*Goal*
Gather all lines in the entries that include the word "image".

Chart and figure data:
· · ·

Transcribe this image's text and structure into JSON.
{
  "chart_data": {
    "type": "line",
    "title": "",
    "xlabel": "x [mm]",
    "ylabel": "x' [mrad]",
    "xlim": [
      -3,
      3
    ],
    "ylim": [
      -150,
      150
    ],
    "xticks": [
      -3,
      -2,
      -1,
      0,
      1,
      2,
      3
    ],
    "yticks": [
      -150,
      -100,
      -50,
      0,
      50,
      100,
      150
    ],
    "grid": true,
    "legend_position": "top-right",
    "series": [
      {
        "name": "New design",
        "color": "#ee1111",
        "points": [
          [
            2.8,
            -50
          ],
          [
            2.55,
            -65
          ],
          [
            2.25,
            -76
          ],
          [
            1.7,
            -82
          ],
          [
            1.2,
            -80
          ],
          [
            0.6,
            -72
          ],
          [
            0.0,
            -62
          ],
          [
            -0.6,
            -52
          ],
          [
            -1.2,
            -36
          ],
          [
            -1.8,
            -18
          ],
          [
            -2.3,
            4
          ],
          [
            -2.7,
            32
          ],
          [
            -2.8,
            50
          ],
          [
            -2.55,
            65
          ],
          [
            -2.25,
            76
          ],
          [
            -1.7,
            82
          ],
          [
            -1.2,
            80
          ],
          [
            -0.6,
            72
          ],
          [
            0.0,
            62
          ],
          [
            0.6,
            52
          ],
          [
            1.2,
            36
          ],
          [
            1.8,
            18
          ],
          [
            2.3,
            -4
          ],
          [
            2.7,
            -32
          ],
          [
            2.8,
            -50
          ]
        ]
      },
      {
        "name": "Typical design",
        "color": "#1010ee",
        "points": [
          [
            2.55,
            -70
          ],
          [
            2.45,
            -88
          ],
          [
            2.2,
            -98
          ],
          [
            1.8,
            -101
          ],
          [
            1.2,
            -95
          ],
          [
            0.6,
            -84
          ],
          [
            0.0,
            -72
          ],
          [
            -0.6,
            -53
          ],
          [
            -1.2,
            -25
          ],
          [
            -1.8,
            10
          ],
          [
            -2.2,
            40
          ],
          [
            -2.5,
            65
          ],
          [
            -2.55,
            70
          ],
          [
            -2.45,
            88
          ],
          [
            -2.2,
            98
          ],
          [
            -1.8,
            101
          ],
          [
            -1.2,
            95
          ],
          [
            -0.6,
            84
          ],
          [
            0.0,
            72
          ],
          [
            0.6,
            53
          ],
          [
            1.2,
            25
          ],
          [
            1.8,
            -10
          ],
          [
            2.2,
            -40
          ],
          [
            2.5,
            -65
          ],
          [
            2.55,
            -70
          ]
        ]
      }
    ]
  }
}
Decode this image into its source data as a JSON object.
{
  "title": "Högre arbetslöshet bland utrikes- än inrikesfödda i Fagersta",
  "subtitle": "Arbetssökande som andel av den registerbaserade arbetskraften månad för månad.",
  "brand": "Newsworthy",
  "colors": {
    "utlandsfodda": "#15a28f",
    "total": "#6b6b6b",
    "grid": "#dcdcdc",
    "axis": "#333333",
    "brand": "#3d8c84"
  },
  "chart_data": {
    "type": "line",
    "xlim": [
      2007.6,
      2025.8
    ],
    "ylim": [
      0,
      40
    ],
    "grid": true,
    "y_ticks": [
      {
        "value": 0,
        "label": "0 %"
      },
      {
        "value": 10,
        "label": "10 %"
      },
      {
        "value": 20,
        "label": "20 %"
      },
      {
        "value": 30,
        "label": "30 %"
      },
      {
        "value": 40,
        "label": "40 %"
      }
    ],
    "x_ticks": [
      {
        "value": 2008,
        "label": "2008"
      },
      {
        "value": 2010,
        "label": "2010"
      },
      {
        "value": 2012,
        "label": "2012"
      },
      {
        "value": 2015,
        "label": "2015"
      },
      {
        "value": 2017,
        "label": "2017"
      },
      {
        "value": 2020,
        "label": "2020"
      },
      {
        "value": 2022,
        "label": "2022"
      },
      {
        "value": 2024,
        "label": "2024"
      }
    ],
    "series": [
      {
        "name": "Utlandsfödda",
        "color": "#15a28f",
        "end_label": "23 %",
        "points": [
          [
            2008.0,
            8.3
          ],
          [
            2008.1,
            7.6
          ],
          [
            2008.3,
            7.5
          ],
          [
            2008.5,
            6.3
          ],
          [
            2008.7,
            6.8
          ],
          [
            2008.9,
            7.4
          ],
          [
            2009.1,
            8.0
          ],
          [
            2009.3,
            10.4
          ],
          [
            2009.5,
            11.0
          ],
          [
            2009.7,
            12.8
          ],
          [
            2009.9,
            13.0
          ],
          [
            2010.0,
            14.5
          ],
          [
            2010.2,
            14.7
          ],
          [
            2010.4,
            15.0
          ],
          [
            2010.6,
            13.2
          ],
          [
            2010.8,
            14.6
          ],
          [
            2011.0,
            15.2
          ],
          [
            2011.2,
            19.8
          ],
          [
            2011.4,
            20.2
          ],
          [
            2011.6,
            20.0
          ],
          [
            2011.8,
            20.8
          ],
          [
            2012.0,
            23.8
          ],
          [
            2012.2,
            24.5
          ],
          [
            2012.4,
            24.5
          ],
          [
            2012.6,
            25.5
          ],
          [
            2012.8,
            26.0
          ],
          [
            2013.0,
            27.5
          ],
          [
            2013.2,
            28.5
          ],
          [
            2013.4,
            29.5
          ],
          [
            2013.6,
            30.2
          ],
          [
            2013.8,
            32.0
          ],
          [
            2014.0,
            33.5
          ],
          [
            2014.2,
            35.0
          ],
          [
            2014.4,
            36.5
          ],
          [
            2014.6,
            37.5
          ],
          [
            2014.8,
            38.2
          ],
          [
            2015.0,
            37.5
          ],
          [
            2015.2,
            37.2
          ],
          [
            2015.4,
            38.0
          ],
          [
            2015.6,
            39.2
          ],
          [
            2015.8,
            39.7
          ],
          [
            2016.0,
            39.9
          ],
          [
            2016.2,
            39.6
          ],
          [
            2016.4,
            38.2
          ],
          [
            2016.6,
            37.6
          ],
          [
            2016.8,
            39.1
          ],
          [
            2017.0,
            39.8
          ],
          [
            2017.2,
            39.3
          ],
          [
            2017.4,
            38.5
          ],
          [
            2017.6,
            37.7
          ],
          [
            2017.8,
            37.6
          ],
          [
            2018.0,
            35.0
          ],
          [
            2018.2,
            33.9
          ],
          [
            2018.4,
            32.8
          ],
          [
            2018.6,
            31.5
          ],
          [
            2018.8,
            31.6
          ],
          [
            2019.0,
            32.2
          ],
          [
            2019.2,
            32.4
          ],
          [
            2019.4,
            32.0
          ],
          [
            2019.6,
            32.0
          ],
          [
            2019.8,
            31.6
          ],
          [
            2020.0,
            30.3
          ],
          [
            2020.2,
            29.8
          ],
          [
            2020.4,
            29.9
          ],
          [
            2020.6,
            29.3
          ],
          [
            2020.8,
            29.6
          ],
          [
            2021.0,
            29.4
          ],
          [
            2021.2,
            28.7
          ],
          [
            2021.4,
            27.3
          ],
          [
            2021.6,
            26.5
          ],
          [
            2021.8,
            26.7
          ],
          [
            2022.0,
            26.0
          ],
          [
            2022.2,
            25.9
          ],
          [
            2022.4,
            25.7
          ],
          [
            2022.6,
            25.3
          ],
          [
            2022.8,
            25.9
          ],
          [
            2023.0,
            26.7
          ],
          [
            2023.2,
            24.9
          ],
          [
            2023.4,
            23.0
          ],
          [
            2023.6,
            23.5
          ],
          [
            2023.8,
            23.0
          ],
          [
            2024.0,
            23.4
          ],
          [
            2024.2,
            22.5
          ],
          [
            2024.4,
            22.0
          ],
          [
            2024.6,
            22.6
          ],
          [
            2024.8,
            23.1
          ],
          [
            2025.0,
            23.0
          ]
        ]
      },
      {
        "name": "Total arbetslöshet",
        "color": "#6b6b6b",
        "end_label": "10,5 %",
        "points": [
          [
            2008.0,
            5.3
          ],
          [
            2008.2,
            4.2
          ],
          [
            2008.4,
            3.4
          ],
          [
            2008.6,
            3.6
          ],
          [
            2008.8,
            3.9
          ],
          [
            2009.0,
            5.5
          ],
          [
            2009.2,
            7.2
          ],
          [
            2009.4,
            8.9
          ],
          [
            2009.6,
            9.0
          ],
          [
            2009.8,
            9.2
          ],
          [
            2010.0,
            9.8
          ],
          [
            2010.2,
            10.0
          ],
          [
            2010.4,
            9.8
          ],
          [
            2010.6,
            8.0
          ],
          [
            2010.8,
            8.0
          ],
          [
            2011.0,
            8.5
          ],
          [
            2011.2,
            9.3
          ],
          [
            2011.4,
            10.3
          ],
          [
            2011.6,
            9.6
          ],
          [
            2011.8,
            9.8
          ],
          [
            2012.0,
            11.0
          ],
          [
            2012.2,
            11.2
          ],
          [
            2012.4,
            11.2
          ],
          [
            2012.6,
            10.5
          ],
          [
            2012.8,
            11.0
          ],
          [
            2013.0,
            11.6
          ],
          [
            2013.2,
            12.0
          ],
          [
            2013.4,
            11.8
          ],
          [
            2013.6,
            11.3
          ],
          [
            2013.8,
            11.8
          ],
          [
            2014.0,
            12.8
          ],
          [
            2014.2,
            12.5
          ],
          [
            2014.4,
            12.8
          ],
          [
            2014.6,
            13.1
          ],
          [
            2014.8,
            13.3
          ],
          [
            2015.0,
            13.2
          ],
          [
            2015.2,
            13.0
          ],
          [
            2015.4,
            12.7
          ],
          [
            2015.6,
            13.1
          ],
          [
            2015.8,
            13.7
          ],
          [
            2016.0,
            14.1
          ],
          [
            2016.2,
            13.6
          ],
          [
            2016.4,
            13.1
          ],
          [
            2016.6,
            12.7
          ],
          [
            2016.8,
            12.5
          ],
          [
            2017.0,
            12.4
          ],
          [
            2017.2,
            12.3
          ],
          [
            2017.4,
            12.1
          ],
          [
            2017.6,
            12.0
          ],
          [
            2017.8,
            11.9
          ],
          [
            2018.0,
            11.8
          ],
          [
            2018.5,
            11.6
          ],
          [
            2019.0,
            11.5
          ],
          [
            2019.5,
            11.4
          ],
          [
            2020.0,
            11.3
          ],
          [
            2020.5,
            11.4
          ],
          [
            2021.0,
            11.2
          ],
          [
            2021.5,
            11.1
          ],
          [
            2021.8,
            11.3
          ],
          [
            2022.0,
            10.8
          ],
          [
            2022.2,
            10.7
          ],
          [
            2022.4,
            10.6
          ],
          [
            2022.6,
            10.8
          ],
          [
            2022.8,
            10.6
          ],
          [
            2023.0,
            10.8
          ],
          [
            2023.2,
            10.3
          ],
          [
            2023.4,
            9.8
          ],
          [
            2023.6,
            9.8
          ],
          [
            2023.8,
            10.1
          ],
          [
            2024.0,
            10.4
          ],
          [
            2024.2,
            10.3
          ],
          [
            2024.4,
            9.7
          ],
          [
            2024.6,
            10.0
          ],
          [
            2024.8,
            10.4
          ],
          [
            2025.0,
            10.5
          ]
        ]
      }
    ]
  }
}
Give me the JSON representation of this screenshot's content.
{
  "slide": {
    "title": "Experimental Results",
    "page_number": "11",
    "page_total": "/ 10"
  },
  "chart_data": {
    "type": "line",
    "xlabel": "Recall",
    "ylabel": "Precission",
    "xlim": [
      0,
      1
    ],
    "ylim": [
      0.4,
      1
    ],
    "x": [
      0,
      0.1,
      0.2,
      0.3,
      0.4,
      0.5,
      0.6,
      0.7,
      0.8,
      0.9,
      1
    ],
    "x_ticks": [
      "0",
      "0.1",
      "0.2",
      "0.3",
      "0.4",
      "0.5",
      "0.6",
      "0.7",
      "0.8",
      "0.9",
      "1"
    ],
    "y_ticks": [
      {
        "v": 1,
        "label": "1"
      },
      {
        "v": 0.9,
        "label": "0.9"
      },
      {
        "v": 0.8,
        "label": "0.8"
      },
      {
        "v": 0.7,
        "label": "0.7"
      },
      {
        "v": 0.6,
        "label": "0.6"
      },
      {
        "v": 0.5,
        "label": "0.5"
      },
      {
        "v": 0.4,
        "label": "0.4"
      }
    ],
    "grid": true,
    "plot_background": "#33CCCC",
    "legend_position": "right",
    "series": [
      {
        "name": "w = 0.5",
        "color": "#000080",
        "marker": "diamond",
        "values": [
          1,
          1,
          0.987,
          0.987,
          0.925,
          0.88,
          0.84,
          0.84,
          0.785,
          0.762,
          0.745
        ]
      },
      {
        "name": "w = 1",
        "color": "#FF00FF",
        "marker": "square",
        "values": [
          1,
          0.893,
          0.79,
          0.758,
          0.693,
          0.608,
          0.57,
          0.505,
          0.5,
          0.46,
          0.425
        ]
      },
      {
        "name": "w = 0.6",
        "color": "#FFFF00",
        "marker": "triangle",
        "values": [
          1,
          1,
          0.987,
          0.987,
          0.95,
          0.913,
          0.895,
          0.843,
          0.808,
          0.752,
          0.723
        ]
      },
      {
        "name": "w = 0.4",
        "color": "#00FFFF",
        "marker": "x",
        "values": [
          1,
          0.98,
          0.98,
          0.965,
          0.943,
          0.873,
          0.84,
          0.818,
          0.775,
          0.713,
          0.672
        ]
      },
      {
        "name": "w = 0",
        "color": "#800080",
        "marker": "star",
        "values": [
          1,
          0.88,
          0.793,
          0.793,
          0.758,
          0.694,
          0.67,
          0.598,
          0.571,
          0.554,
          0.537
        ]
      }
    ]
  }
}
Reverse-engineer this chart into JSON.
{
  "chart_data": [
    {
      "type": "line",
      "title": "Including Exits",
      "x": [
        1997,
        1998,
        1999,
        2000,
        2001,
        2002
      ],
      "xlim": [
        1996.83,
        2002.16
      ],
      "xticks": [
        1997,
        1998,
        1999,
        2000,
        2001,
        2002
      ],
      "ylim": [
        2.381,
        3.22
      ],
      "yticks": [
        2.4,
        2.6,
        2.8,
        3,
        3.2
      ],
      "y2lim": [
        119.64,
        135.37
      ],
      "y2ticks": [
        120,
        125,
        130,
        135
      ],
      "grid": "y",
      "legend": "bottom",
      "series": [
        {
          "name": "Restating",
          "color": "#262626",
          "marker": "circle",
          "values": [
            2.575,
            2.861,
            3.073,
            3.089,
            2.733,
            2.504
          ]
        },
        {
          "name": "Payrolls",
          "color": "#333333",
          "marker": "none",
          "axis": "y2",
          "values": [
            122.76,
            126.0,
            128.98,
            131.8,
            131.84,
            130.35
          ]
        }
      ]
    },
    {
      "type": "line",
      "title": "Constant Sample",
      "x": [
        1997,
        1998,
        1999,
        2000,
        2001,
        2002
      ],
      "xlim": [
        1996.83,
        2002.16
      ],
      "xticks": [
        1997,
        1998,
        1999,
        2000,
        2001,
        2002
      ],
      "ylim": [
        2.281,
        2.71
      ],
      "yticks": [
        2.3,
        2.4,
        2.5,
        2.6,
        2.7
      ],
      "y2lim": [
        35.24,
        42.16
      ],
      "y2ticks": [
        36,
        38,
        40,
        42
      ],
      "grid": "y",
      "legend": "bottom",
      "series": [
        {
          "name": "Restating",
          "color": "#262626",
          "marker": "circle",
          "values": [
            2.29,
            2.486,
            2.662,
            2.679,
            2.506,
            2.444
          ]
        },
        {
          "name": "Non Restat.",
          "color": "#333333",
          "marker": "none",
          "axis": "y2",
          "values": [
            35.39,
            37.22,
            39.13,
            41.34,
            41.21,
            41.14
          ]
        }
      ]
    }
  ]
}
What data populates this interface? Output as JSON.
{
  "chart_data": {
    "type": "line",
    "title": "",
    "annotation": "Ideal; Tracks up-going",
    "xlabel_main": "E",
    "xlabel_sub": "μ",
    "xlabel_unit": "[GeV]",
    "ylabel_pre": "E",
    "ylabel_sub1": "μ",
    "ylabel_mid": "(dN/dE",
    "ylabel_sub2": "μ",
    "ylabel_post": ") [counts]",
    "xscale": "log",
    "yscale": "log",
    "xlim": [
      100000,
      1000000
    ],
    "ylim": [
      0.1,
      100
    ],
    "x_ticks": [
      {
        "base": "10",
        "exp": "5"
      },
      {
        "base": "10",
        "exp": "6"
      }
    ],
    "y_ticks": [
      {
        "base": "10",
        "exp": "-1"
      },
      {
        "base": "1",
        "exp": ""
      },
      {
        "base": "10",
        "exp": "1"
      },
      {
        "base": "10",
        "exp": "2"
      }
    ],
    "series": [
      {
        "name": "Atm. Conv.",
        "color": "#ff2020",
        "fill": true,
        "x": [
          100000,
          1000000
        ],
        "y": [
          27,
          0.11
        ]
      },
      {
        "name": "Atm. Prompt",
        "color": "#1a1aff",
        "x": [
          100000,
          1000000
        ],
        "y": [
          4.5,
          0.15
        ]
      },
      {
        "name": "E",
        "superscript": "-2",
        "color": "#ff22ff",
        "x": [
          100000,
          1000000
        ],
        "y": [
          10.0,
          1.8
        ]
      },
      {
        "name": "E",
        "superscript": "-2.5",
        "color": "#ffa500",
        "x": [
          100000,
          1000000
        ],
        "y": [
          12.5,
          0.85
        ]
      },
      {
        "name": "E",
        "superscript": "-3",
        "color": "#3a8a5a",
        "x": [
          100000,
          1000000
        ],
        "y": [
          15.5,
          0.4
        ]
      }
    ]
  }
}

· · ·

*Answer to this exercise*
Transcribe this image's text and structure into JSON.
Decode this image into its source data as a JSON object.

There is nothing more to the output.